- INSTRUCTION: Copy out all of the material, matching it word for word.

===============

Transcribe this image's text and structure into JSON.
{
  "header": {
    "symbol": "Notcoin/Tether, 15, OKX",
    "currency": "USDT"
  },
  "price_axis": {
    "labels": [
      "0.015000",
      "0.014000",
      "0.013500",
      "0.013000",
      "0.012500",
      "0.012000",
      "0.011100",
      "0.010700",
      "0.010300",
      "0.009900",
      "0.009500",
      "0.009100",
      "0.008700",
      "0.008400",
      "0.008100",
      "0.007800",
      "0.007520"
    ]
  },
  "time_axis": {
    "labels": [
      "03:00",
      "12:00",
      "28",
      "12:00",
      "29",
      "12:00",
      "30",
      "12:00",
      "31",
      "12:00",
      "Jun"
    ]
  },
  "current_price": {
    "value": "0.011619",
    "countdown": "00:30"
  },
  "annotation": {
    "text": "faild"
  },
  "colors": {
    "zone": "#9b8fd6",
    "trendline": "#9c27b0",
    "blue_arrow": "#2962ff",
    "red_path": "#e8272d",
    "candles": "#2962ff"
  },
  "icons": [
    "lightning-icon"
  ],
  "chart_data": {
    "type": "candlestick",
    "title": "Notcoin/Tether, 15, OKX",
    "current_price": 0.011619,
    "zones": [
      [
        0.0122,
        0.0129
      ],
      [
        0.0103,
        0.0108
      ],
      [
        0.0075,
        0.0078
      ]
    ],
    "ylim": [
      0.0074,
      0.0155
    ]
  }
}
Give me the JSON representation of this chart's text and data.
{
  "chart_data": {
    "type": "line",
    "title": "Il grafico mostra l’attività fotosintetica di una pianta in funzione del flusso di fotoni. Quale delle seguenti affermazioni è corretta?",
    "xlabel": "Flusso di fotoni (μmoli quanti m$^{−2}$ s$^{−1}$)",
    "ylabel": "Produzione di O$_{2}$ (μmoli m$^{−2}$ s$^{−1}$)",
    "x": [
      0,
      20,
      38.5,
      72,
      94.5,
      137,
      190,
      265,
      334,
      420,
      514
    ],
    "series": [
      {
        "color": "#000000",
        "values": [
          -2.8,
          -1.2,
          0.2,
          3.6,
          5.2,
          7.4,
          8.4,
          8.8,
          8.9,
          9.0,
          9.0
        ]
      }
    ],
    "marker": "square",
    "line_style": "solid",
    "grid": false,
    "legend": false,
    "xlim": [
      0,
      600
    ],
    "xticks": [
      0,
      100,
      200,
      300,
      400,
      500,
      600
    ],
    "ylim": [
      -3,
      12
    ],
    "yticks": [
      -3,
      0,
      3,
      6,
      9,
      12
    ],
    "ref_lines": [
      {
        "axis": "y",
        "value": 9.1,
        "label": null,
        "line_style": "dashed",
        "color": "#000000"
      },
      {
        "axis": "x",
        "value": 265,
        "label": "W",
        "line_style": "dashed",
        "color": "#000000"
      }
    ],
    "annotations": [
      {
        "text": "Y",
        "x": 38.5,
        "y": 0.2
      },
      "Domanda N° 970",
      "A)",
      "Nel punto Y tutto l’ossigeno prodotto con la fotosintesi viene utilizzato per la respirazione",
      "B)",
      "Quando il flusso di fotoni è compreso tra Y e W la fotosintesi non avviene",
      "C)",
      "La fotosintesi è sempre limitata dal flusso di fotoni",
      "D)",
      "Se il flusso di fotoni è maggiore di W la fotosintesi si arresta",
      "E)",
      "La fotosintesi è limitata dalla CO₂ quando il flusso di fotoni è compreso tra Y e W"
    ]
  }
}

===============

- FULL ANSWER:
Transcribe this image's text and structure into JSON.
{
  "header": {
    "symbol": "Notcoin/Tether, 15, OKX",
    "currency": "USDT"
  },
  "price_axis": {
    "labels": [
      "0.015000",
      "0.014000",
      "0.013500",
      "0.013000",
      "0.012500",
      "0.012000",
      "0.011100",
      "0.010700",
      "0.010300",
      "0.009900",
      "0.009500",
      "0.009100",
      "0.008700",
      "0.008400",
      "0.008100",
      "0.007800",
      "0.007520"
    ]
  },
  "time_axis": {
    "labels": [
      "03:00",
      "12:00",
      "28",
      "12:00",
      "29",
      "12:00",
      "30",
      "12:00",
      "31",
      "12:00",
      "Jun"
    ]
  },
  "current_price": {
    "value": "0.011619",
    "countdown": "00:30"
  },
  "annotation": {
    "text": "faild"
  },
  "colors": {
    "zone": "#9b8fd6",
    "trendline": "#9c27b0",
    "blue_arrow": "#2962ff",
    "red_path": "#e8272d",
    "candles": "#2962ff"
  },
  "icons": [
    "lightning-icon"
  ],
  "chart_data": {
    "type": "candlestick",
    "title": "Notcoin/Tether, 15, OKX",
    "current_price": 0.011619,
    "zones": [
      [
        0.0122,
        0.0129
      ],
      [
        0.0103,
        0.0108
      ],
      [
        0.0075,
        0.0078
      ]
    ],
    "ylim": [
      0.0074,
      0.0155
    ]
  }
}
Give me the JSON representation of this chart's text and data.
{
  "chart_data": {
    "type": "line",
    "title": "Il grafico mostra l’attività fotosintetica di una pianta in funzione del flusso di fotoni. Quale delle seguenti affermazioni è corretta?",
    "xlabel": "Flusso di fotoni (μmoli quanti m$^{−2}$ s$^{−1}$)",
    "ylabel": "Produzione di O$_{2}$ (μmoli m$^{−2}$ s$^{−1}$)",
    "x": [
      0,
      20,
      38.5,
      72,
      94.5,
      137,
      190,
      265,
      334,
      420,
      514
    ],
    "series": [
      {
        "color": "#000000",
        "values": [
          -2.8,
          -1.2,
          0.2,
          3.6,
          5.2,
          7.4,
          8.4,
          8.8,
          8.9,
          9.0,
          9.0
        ]
      }
    ],
    "marker": "square",
    "line_style": "solid",
    "grid": false,
    "legend": false,
    "xlim": [
      0,
      600
    ],
    "xticks": [
      0,
      100,
      200,
      300,
      400,
      500,
      600
    ],
    "ylim": [
      -3,
      12
    ],
    "yticks": [
      -3,
      0,
      3,
      6,
      9,
      12
    ],
    "ref_lines": [
      {
        "axis": "y",
        "value": 9.1,
        "label": null,
        "line_style": "dashed",
        "color": "#000000"
      },
      {
        "axis": "x",
        "value": 265,
        "label": "W",
        "line_style": "dashed",
        "color": "#000000"
      }
    ],
    "annotations": [
      {
        "text": "Y",
        "x": 38.5,
        "y": 0.2
      },
      "Domanda N° 970",
      "A)",
      "Nel punto Y tutto l’ossigeno prodotto con la fotosintesi viene utilizzato per la respirazione",
      "B)",
      "Quando il flusso di fotoni è compreso tra Y e W la fotosintesi non avviene",
      "C)",
      "La fotosintesi è sempre limitata dal flusso di fotoni",
      "D)",
      "Se il flusso di fotoni è maggiore di W la fotosintesi si arresta",
      "E)",
      "La fotosintesi è limitata dalla CO₂ quando il flusso di fotoni è compreso tra Y e W"
    ]
  }
}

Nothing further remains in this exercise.